Count every line where "Strongly" shows up, and give that number only.
[start of GIVEN RECORDS]
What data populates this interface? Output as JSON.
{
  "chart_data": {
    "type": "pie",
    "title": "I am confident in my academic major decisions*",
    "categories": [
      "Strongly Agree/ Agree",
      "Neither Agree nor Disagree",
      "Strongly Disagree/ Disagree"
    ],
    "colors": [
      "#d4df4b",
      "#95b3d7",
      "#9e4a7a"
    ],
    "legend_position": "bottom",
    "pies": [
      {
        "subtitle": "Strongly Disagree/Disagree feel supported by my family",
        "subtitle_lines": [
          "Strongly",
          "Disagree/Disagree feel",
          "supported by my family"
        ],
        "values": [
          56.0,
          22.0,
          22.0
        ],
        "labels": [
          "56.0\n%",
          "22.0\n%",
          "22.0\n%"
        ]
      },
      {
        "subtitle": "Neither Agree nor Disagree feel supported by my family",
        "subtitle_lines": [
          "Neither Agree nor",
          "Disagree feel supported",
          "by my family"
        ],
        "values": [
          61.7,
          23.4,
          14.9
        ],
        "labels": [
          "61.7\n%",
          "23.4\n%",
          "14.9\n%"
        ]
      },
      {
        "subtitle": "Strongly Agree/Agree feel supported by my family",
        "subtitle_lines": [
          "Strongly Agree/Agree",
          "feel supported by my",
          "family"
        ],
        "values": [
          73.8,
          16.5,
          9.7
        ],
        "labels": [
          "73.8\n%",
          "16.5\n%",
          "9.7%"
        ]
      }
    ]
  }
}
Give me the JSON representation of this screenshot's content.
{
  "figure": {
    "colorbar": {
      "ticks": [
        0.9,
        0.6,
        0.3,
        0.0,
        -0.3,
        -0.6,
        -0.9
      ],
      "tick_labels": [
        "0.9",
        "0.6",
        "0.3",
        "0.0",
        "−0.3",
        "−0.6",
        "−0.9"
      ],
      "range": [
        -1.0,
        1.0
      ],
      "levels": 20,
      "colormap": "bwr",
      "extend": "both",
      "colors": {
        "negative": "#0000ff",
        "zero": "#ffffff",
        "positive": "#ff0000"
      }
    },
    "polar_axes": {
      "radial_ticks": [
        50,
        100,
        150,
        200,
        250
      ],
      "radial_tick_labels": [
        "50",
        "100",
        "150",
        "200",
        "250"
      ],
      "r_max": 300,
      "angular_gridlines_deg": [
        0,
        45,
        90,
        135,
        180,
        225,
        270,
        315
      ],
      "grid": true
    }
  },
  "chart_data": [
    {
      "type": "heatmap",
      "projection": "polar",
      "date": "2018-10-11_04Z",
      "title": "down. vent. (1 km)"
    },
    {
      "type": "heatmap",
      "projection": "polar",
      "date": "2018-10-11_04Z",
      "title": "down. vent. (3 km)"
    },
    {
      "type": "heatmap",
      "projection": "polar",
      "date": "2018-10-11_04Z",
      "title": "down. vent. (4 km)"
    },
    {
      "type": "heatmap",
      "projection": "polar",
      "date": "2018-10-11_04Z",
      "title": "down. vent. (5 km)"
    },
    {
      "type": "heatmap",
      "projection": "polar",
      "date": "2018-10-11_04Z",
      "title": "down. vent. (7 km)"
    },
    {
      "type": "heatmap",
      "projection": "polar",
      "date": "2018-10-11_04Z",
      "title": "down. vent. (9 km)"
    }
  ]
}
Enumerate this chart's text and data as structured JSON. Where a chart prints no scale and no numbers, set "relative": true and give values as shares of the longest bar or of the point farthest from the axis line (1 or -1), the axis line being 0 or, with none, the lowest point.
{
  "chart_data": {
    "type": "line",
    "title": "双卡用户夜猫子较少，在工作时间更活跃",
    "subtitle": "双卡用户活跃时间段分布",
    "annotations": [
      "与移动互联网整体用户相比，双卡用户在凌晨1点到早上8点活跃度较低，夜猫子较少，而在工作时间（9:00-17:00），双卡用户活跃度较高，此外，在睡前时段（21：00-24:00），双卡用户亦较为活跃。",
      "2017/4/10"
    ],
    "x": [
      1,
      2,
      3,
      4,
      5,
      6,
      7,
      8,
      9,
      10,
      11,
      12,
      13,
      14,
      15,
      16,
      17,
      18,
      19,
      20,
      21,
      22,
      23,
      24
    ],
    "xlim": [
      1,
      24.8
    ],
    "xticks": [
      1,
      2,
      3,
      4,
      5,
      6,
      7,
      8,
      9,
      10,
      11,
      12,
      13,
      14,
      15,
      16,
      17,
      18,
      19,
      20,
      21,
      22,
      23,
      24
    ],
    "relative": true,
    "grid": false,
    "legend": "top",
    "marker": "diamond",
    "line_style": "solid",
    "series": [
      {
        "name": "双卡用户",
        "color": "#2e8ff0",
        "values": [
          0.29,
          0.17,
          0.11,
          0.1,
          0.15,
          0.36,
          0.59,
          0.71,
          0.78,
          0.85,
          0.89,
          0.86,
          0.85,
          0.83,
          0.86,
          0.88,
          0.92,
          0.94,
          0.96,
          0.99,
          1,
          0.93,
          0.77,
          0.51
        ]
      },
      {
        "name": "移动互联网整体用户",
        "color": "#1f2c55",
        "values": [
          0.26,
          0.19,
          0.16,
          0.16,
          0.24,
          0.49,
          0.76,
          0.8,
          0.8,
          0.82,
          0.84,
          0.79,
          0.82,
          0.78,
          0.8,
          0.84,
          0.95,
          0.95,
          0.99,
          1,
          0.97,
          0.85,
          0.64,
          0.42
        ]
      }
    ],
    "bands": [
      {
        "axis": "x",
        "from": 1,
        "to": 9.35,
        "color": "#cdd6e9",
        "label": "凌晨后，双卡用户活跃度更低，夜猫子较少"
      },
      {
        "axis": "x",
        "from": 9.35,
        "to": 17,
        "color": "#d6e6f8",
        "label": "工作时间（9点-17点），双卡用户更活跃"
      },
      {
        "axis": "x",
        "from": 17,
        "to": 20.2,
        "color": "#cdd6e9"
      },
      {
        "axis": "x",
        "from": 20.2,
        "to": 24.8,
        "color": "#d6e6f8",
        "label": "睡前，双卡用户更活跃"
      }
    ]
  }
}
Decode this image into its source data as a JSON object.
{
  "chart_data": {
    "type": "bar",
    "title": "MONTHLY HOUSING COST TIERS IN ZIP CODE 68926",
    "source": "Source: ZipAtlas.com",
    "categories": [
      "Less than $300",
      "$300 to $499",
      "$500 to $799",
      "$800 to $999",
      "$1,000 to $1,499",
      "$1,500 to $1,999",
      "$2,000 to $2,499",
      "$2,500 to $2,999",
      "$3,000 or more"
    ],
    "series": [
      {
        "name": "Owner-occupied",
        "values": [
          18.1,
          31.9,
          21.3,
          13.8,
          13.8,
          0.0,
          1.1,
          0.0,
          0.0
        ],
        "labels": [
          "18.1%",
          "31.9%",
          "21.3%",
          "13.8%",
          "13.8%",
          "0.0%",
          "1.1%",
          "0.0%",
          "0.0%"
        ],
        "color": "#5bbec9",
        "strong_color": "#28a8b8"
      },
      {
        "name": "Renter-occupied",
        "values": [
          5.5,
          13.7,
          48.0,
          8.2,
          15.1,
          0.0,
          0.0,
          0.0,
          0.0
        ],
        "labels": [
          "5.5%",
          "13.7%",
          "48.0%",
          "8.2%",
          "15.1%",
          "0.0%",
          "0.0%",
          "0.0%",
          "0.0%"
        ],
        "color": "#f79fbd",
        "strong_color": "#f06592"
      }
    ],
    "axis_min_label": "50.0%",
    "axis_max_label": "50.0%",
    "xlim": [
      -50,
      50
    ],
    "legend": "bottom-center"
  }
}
[end of GIVEN RECORDS]
RESULT BELOW. 6